» **Description of the task**:
Recast every line of the items below as a numbered list, omitting any blank lines. Leave the pictures out of the list.

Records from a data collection
#####
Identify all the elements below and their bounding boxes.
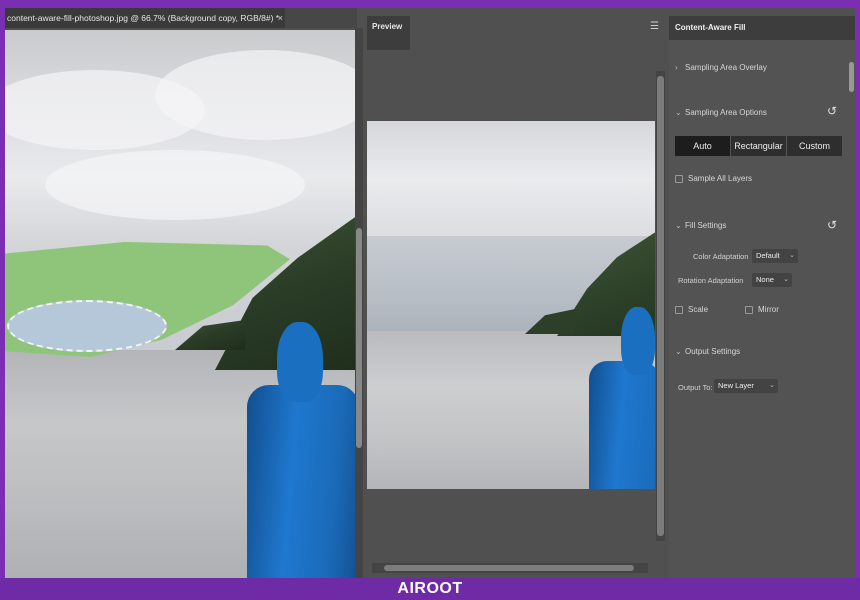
reset-icon[interactable]: ↺ xyxy=(825,104,839,118)
preview-image xyxy=(367,121,655,489)
section-sampling-area-options[interactable]: ⌄ Sampling Area Options xyxy=(675,108,767,117)
preview-horizontal-scrollbar[interactable] xyxy=(372,563,648,573)
preview-tab-label: Preview xyxy=(372,22,403,31)
sample-all-layers-checkbox[interactable]: Sample All Layers xyxy=(675,174,752,183)
reset-icon[interactable]: ↺ xyxy=(825,218,839,232)
tab-strip xyxy=(285,8,357,28)
panel-title: Content-Aware Fill xyxy=(675,23,746,32)
panel-header: Content-Aware Fill xyxy=(669,16,855,40)
chevron-down-icon: ⌄ xyxy=(769,382,775,389)
rotation-adaptation-label: Rotation Adaptation xyxy=(678,276,744,285)
document-tab[interactable]: content-aware-fill-photoshop.jpg @ 66.7%… xyxy=(5,8,287,28)
scale-checkbox[interactable]: Scale xyxy=(675,305,708,314)
preview-person-hood xyxy=(621,307,655,375)
chevron-down-icon[interactable]: ⌄ xyxy=(675,221,685,230)
document-tab-title: content-aware-fill-photoshop.jpg @ 66.7%… xyxy=(7,13,280,23)
person-hood xyxy=(277,322,323,402)
chevron-down-icon: ⌄ xyxy=(789,252,795,259)
watermark-logo: AIROOT xyxy=(397,580,463,597)
mirror-checkbox[interactable]: Mirror xyxy=(745,305,779,314)
checkbox-icon[interactable] xyxy=(745,305,753,314)
scrollbar-thumb[interactable] xyxy=(356,228,362,448)
preview-panel: Preview ☰ xyxy=(367,16,665,578)
watermark-bar: AIROOT xyxy=(0,578,860,600)
mode-auto-button[interactable]: Auto xyxy=(675,136,731,156)
scrollbar-thumb[interactable] xyxy=(657,76,664,536)
tab-preview[interactable]: Preview xyxy=(367,16,410,50)
scrollbar-thumb[interactable] xyxy=(384,565,634,571)
output-to-dropdown[interactable]: New Layer ⌄ xyxy=(714,379,778,393)
color-adaptation-label: Color Adaptation xyxy=(693,252,749,261)
close-tab-icon[interactable]: × xyxy=(278,8,283,28)
person-jacket xyxy=(247,385,355,578)
preview-sky xyxy=(367,121,655,251)
panel-scrollbar[interactable] xyxy=(849,62,854,92)
mode-custom-button[interactable]: Custom xyxy=(787,136,843,156)
preview-vertical-scrollbar[interactable] xyxy=(656,71,665,541)
preview-person-jacket xyxy=(589,361,655,489)
sampling-mode-segmented-control[interactable]: Auto Rectangular Custom xyxy=(675,136,843,156)
color-adaptation-dropdown[interactable]: Default ⌄ xyxy=(752,249,798,263)
output-to-label: Output To: xyxy=(678,383,713,392)
chevron-down-icon[interactable]: ⌄ xyxy=(675,347,685,356)
document-canvas[interactable] xyxy=(5,30,355,578)
mode-rectangular-button[interactable]: Rectangular xyxy=(731,136,787,156)
chevron-down-icon[interactable]: ⌄ xyxy=(675,108,685,117)
content-aware-fill-panel: Content-Aware Fill › Sampling Area Overla… xyxy=(669,16,855,578)
marquee-selection[interactable] xyxy=(7,300,167,352)
chevron-down-icon: ⌄ xyxy=(783,276,789,283)
section-output-settings[interactable]: ⌄ Output Settings xyxy=(675,347,740,356)
hamburger-menu-icon[interactable]: ☰ xyxy=(650,22,659,32)
cloud xyxy=(45,150,305,220)
photoshop-workspace: content-aware-fill-photoshop.jpg @ 66.7%… xyxy=(5,8,855,578)
section-fill-settings[interactable]: ⌄ Fill Settings xyxy=(675,221,726,230)
rotation-adaptation-dropdown[interactable]: None ⌄ xyxy=(752,273,792,287)
section-sampling-area-overlay[interactable]: › Sampling Area Overlay xyxy=(675,63,767,72)
checkbox-icon[interactable] xyxy=(675,305,683,314)
checkbox-icon[interactable] xyxy=(675,174,683,183)
canvas-vertical-scrollbar[interactable] xyxy=(355,28,363,578)
chevron-right-icon[interactable]: › xyxy=(675,63,685,72)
#####
» **The response**:
1. Identify all the elements below and their bounding boxes.
2. reset-icon[interactable]: ↺ xyxy=(825,104,839,118)
3. preview-image xyxy=(367,121,655,489)
4. section-sampling-area-options[interactable]: ⌄ Sampling Area Options xyxy=(675,108,767,117)
5. preview-horizontal-scrollbar[interactable] xyxy=(372,563,648,573)
6. preview-tab-label: Preview xyxy=(372,22,403,31)
7. sample-all-layers-checkbox[interactable]: Sample All Layers xyxy=(675,174,752,183)
8. reset-icon[interactable]: ↺ xyxy=(825,218,839,232)
9. tab-strip xyxy=(285,8,357,28)
10. panel-title: Content-Aware Fill xyxy=(675,23,746,32)
11. panel-header: Content-Aware Fill xyxy=(669,16,855,40)
12. chevron-down-icon: ⌄ xyxy=(769,382,775,389)
13. rotation-adaptation-label: Rotation Adaptation xyxy=(678,276,744,285)
14. document-tab[interactable]: content-aware-fill-photoshop.jpg @ 66.7%… xyxy=(5,8,287,28)
15. scale-checkbox[interactable]: Scale xyxy=(675,305,708,314)
16. preview-person-hood xyxy=(621,307,655,375)
17. chevron-down-icon[interactable]: ⌄ xyxy=(675,221,685,230)
18. document-tab-title: content-aware-fill-photoshop.jpg @ 66.7%… xyxy=(7,13,280,23)
19. person-hood xyxy=(277,322,323,402)
20. chevron-down-icon: ⌄ xyxy=(789,252,795,259)
21. watermark-logo: AIROOT xyxy=(397,580,463,597)
22. mirror-checkbox[interactable]: Mirror xyxy=(745,305,779,314)
23. checkbox-icon[interactable] xyxy=(745,305,753,314)
24. scrollbar-thumb[interactable] xyxy=(356,228,362,448)
25. preview-panel: Preview ☰ xyxy=(367,16,665,578)
26. watermark-bar: AIROOT xyxy=(0,578,860,600)
27. mode-auto-button[interactable]: Auto xyxy=(675,136,731,156)
28. scrollbar-thumb[interactable] xyxy=(657,76,664,536)
29. tab-preview[interactable]: Preview xyxy=(367,16,410,50)
30. scrollbar-thumb[interactable] xyxy=(384,565,634,571)
31. output-to-dropdown[interactable]: New Layer ⌄ xyxy=(714,379,778,393)
32. color-adaptation-label: Color Adaptation xyxy=(693,252,749,261)
33. close-tab-icon[interactable]: × xyxy=(278,8,283,28)
34. person-jacket xyxy=(247,385,355,578)
35. preview-sky xyxy=(367,121,655,251)
36. panel-scrollbar[interactable] xyxy=(849,62,854,92)
37. mode-custom-button[interactable]: Custom xyxy=(787,136,843,156)
38. preview-vertical-scrollbar[interactable] xyxy=(656,71,665,541)
39. preview-person-jacket xyxy=(589,361,655,489)
40. sampling-mode-segmented-control[interactable]: Auto Rectangular Custom xyxy=(675,136,843,156)
41. color-adaptation-dropdown[interactable]: Default ⌄ xyxy=(752,249,798,263)
42. output-to-label: Output To: xyxy=(678,383,713,392)
43. chevron-down-icon[interactable]: ⌄ xyxy=(675,347,685,356)
44. document-canvas[interactable] xyxy=(5,30,355,578)
45. mode-rectangular-button[interactable]: Rectangular xyxy=(731,136,787,156)
46. chevron-down-icon[interactable]: ⌄ xyxy=(675,108,685,117)
47. content-aware-fill-panel: Content-Aware Fill › Sampling Area Overla… xyxy=(669,16,855,578)
48. marquee-selection[interactable] xyxy=(7,300,167,352)
49. chevron-down-icon: ⌄ xyxy=(783,276,789,283)
50. section-output-settings[interactable]: ⌄ Output Settings xyxy=(675,347,740,356)
51. hamburger-menu-icon[interactable]: ☰ xyxy=(650,22,659,32)
52. cloud xyxy=(45,150,305,220)
53. photoshop-workspace: content-aware-fill-photoshop.jpg @ 66.7%… xyxy=(5,8,855,578)
54. section-fill-settings[interactable]: ⌄ Fill Settings xyxy=(675,221,726,230)
55. rotation-adaptation-dropdown[interactable]: None ⌄ xyxy=(752,273,792,287)
56. section-sampling-area-overlay[interactable]: › Sampling Area Overlay xyxy=(675,63,767,72)
57. checkbox-icon[interactable] xyxy=(675,305,683,314)
58. checkbox-icon[interactable] xyxy=(675,174,683,183)
59. canvas-vertical-scrollbar[interactable] xyxy=(355,28,363,578)
60. chevron-right-icon[interactable]: › xyxy=(675,63,685,72)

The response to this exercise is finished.